Required task A:
Reproduce the Calamity Jane passage word for word from "She was in the" up to and including "bucks or less.".
Required task B:
Write the next part of the Calamity Jane passage, picking up after its final sentence.

== Page excerpt ==

In Minneapolis she sought out the owners of the Palace Museum, where she had performed in 1895. They again hired Calamity on her promise to tell the public “of her wild life fighting Indians on the frontier.”

In November she appeared in Pierre, S.D., where she reportedly had friends. By then Jane was toting certain household goods that only added to her travel costs. In a December 10, 1953, letter to this author, old-timer Fred L. Fairchild recalled the last time he saw the frontier legend:

She was in the Northwestern freight office at Pierre, S.D., trying to convince the freight agent, Smith, to let her have her household goods, consisting of an old iron bedstead and springs, chairs and mattress, without paying the freight charges. She looked pretty frowsy, or disheveled. I did not stay to see how she succeeded with her pitch….She was seated on his knee with one hand on a shoulder and coaxing him, ‘for old times sake,’ to let her have the stuff. What I saw was not worth 5 bucks or less.

Fairchild also noted Calamity was still selling her photos for a living. When the weather took a nasty turn, Jane decided to winter in Pierre, reportedly toughing it out with a hard-luck family in a railroad boxcar. Her “friends” must have been of the fair-weather variety. It was a long, cold winter.

On March 12, 1902, Calamity Jane turned up in Aberdeen, S.D. “It is alleged,” wrote the local Daily News, “that while in town she remained very quiet and gave none of the exciting exhibitions of recklessness which are said to have characterized her visits to different towns…in years gone by. It is said that she remained quietly drinking and smoking in a saloon, but there she was not boisterous, and others in the place did not know who she was, with the exception of the proprietor.”

Within weeks Calamity was on the move again. Around mid-April she stopped over in the cow town of Oaks, N.D., while on her way to Jamestown. As reported in the Jamestown Daily Alert and picked up by the April 27 Anaconda Standard, she apparently felt the need to let off steam built up over the long winter:

She rather startled the men in one of the saloons, and one of them will not soon forget his experience. She was drinking with them and called them all up [to the bar]. The men thought they were pretty wise and thought they would josh the old lady. They were getting along nicely, when Calamity Jane pulled two guns and told them to dance. ‘You have had your fun, and now it’s my turn,’ she said. ‘You fellows don’t know as much as the calves out on my Montana ranch.’ The boys danced.

Another man who’d stayed clear of the bar chuckled at Calamity’s antics. Noticing him, she commanded him to also take a drink. “The command was made good with a wicked-looking gun,” recorded the Daily Alert, and the bystander quickly gulped down a glass of beer.

===
== Listing ==

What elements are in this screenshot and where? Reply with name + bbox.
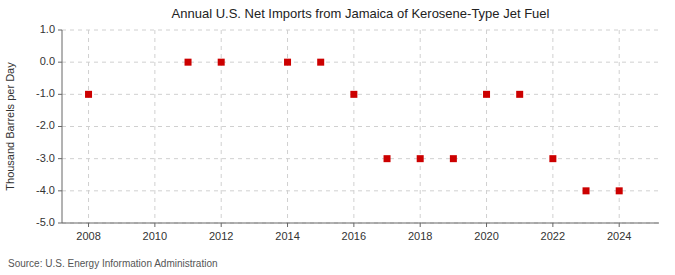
source-annotation: Source: U.S. Energy Information Administ… <box>8 258 218 269</box>
y-tick-label: -5.0 <box>36 216 55 228</box>
marks <box>85 59 623 195</box>
x-tick-label: 2020 <box>474 230 498 242</box>
y-tick <box>58 94 62 95</box>
y-grid-line <box>62 126 659 127</box>
x-tick-label: 2014 <box>275 230 299 242</box>
x-tick-label: 2012 <box>209 230 233 242</box>
axes: 1.0 0.0 -1.0 -2.0 -3.0 -4.0 -5.0 2008 2010 2012 20… <box>36 23 659 242</box>
y-axis-line <box>62 30 63 223</box>
x-tick-label: 2008 <box>76 230 100 242</box>
point <box>317 59 324 66</box>
y-grid-line <box>62 94 659 95</box>
x-grid-line <box>486 30 487 223</box>
y-grid-line <box>62 190 659 191</box>
chart-title: Annual U.S. Net Imports from Jamaica of … <box>172 6 550 21</box>
point <box>583 187 590 194</box>
x-grid-line <box>420 30 421 223</box>
point <box>218 59 225 66</box>
x-grid-line <box>353 30 354 223</box>
x-tick-label: 2010 <box>143 230 167 242</box>
x-tick <box>221 223 222 227</box>
point <box>85 91 92 98</box>
y-tick-label: 1.0 <box>40 23 55 35</box>
point <box>417 155 424 162</box>
chart-container: 1.0 0.0 -1.0 -2.0 -3.0 -4.0 -5.0 2008 2010 2012 20… <box>0 0 675 275</box>
x-tick-label: 2022 <box>541 230 565 242</box>
y-tick-label: -1.0 <box>36 87 55 99</box>
y-grid-line <box>62 223 659 224</box>
y-grid-line <box>62 30 659 31</box>
x-axis-line <box>62 223 659 224</box>
point <box>185 59 192 66</box>
point <box>616 187 623 194</box>
x-grid-line <box>552 30 553 223</box>
x-tick <box>353 223 354 227</box>
y-tick-label: -2.0 <box>36 119 55 131</box>
point <box>350 91 357 98</box>
point <box>483 91 490 98</box>
x-grid-line <box>88 30 89 223</box>
x-tick <box>420 223 421 227</box>
point <box>384 155 391 162</box>
x-grid-line <box>154 30 155 223</box>
y-tick-label: -4.0 <box>36 184 55 196</box>
x-tick-label: 2018 <box>408 230 432 242</box>
y-tick-label: -3.0 <box>36 152 55 164</box>
y-grid-line <box>62 158 659 159</box>
y-tick <box>58 190 62 191</box>
y-tick <box>58 223 62 224</box>
point <box>549 155 556 162</box>
chart-svg: 1.0 0.0 -1.0 -2.0 -3.0 -4.0 -5.0 2008 2010 2012 20… <box>0 0 675 275</box>
x-tick <box>619 223 620 227</box>
point <box>516 91 523 98</box>
x-tick <box>88 223 89 227</box>
y-tick <box>58 30 62 31</box>
x-tick <box>552 223 553 227</box>
grid <box>62 30 659 223</box>
x-tick <box>287 223 288 227</box>
y-tick <box>58 62 62 63</box>
y-grid-line <box>62 62 659 63</box>
x-tick-label: 2016 <box>342 230 366 242</box>
x-tick <box>486 223 487 227</box>
x-tick-label: 2024 <box>607 230 631 242</box>
x-tick <box>154 223 155 227</box>
y-tick-label: 0.0 <box>40 55 55 67</box>
y-tick <box>58 158 62 159</box>
point <box>450 155 457 162</box>
point <box>284 59 291 66</box>
y-tick <box>58 126 62 127</box>
y-axis-label: Thousand Barrels per Day <box>4 62 16 191</box>
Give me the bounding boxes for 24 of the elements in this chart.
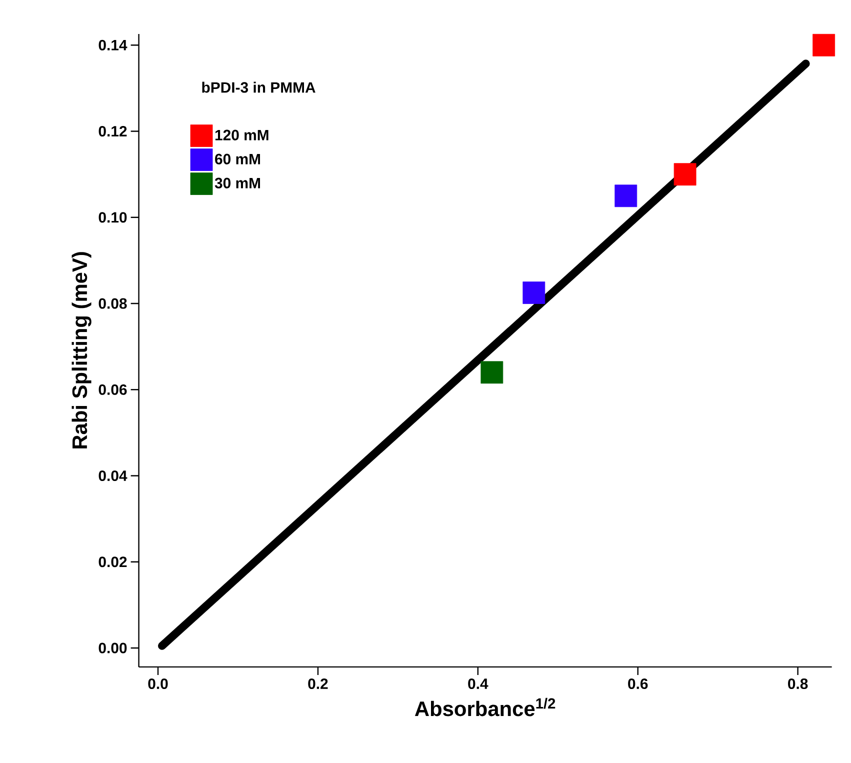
- y-tick-label: 0.10: [98, 212, 127, 223]
- y-tick-label: 0.00: [98, 642, 127, 654]
- point: [480, 361, 504, 384]
- y-tick-label: 0.04: [98, 470, 128, 482]
- legend-label: 60 mM: [215, 154, 260, 164]
- y-tick-label: 0.08: [98, 298, 127, 309]
- legend-title: bPDI-3 in PMMA: [202, 82, 316, 93]
- x-tick-label: 0.4: [468, 678, 488, 690]
- x-tick-label: 0.6: [628, 678, 648, 690]
- x-tick-label: 0.0: [148, 678, 168, 690]
- y-tick-label: 0.02: [98, 556, 127, 568]
- y-axis-title: Rabi Splitting (meV): [72, 252, 92, 448]
- point: [812, 34, 836, 56]
- point: [674, 163, 696, 186]
- y-tick-label: 0.14: [98, 40, 128, 50]
- legend-label: 120 mM: [215, 130, 268, 140]
- x-tick-label: 0.8: [788, 678, 808, 690]
- y-tick-label: 0.12: [98, 126, 127, 137]
- x-axis-title: Absorbance$^{1/2}$: [414, 698, 556, 716]
- x-tick-label: 0.2: [308, 678, 328, 690]
- legend-label: 30 mM: [214, 178, 260, 188]
- y-tick-label: 0.06: [98, 384, 127, 395]
- point: [614, 184, 638, 208]
- point: [522, 282, 546, 304]
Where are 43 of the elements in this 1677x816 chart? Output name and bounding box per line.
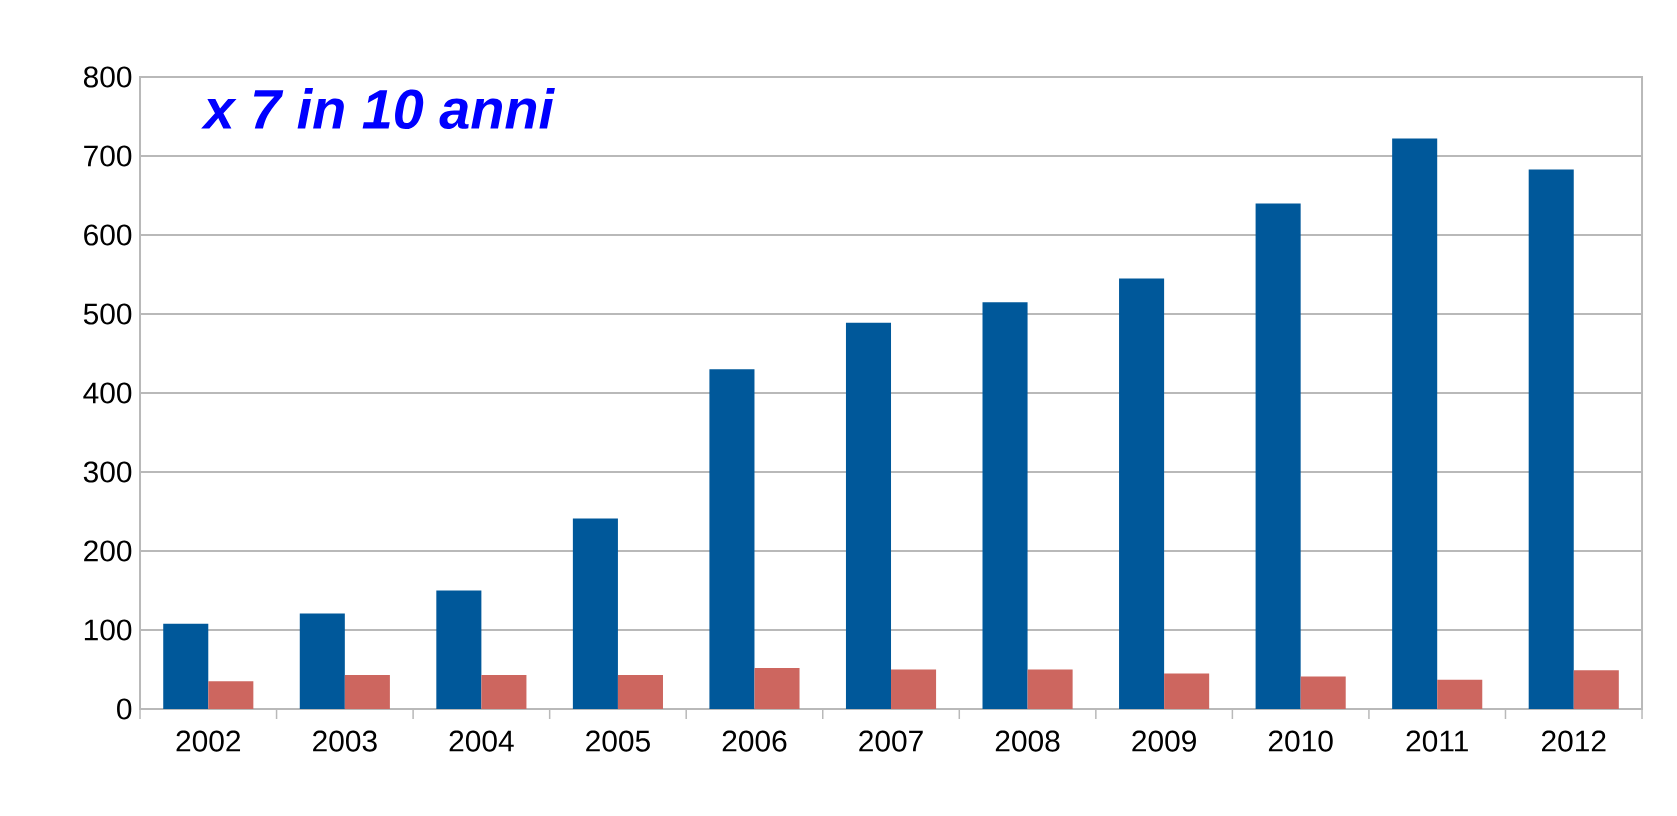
y-tick-label: 500	[83, 303, 132, 325]
y-tick-label: 300	[83, 461, 132, 483]
x-tick-label: 2010	[1268, 730, 1333, 752]
bar	[299, 613, 345, 709]
bar	[1437, 679, 1483, 709]
y-tick-label: 800	[83, 66, 132, 88]
y-tick-label: 0	[117, 698, 132, 720]
bar	[1528, 169, 1574, 709]
bar	[481, 675, 527, 709]
x-tick-label: 2007	[859, 730, 923, 752]
bar	[1573, 670, 1619, 709]
x-tick-label: 2003	[313, 730, 377, 752]
x-tick-label: 2008	[995, 730, 1060, 752]
x-tick-label: 2009	[1132, 730, 1196, 752]
x-tick-label: 2004	[449, 730, 514, 752]
x-tick-label: 2012	[1542, 730, 1606, 752]
y-tick-label: 400	[83, 382, 132, 404]
bar	[1164, 673, 1210, 709]
y-tick-label: 700	[84, 145, 132, 167]
y-tick-label: 200	[84, 540, 132, 562]
bar	[1392, 138, 1438, 709]
annotation: x 7 in 10 anni	[201, 88, 555, 130]
x-tick-label: 2005	[586, 730, 650, 752]
y-tick-label: 100	[84, 619, 132, 641]
x-tick-label: 2002	[176, 730, 241, 752]
bar	[208, 681, 254, 709]
bar	[572, 518, 618, 709]
y-tick-label: 600	[84, 224, 132, 246]
bar	[891, 669, 937, 709]
bar	[1119, 278, 1165, 709]
bar	[436, 590, 482, 709]
bar	[1027, 669, 1073, 709]
bar	[344, 675, 390, 709]
bar	[845, 322, 892, 709]
bar	[1300, 676, 1346, 709]
bar	[982, 302, 1028, 709]
x-tick-label: 2006	[722, 730, 787, 752]
bar	[709, 369, 755, 709]
bar	[1255, 203, 1301, 709]
bar	[617, 675, 663, 709]
bar	[163, 623, 209, 709]
bar	[754, 667, 800, 709]
x-tick-label: 2011	[1406, 730, 1468, 752]
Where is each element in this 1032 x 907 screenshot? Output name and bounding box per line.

===

Written response A:
She was in the Northwestern freight office at Pierre, S.D., trying to convince the freight agent, Smith, to let her have her household goods, consisting of an old iron bedstead and springs, chairs and mattress, without paying the freight charges. She looked pretty frowsy, or disheveled. I did not stay to see how she succeeded with her pitch….She was seated on his knee with one hand on a shoulder and coaxing him, ‘for old times sake,’ to let her have the stuff. What I saw was not worth 5 bucks or less.

Written response B:
That same month Jane finally made it back to Montana. In Billings old friends clustered around her on the street and in the saloons as she regaled them with stories of her Eastern adventures and how Josephine Brake had betrayed her. “Calamity Jane arrived this morning from the East,” noted the April 16 Anaconda Standard. “She seemed greatly pleased to return to her old stamping grounds and vows that nothing can ever induce her to again go east to take advantage of fine homes offered her by philanthropic ladies, and she will be perfectly happy if allowed to remain in Montana until her death.”

But times had changed. The old-timers ranks had thinned. Too many younger people saw her only as a coarse and nasty old woman who drank in saloons with men and told wild tales of the past. For Calamity it was wonderful to be back in the West, but in her sober moments she realized that for her nothing had changed. Once again she was destitute and homeless, though at least she would die in the West.

We don’t know if Jane ever regretted giving up the home Josephine Brake had offered. In any case, it would never have worked out. On several occasions Brake had found liquor in her room, despite Calamity’s assertions she was through drinking. Sooner or later she would have been lured away by the demon that controlled her life.

Despite the abrupt ending of Calamity’s Buffalo adventure, Brake continued her efforts to obtain a government pension for Jane based on her tales of Indian fighting and scouting with the Army. Since she never did such things, of course, there would be no pension. But something had to be done. Calamity had nothing. She had lost her ranch years ago, although she liked to imply she still had it. “A move was recently started over our way to have Jane removed to the Park County poorhouse, and she flatly refused to go,” said a Butte man quoted in the June 23 Fort Wayne Evening Sentinel. “I do not blame her in the least…and I am in favor of collecting enough money to make Jane comfortable in her old age.”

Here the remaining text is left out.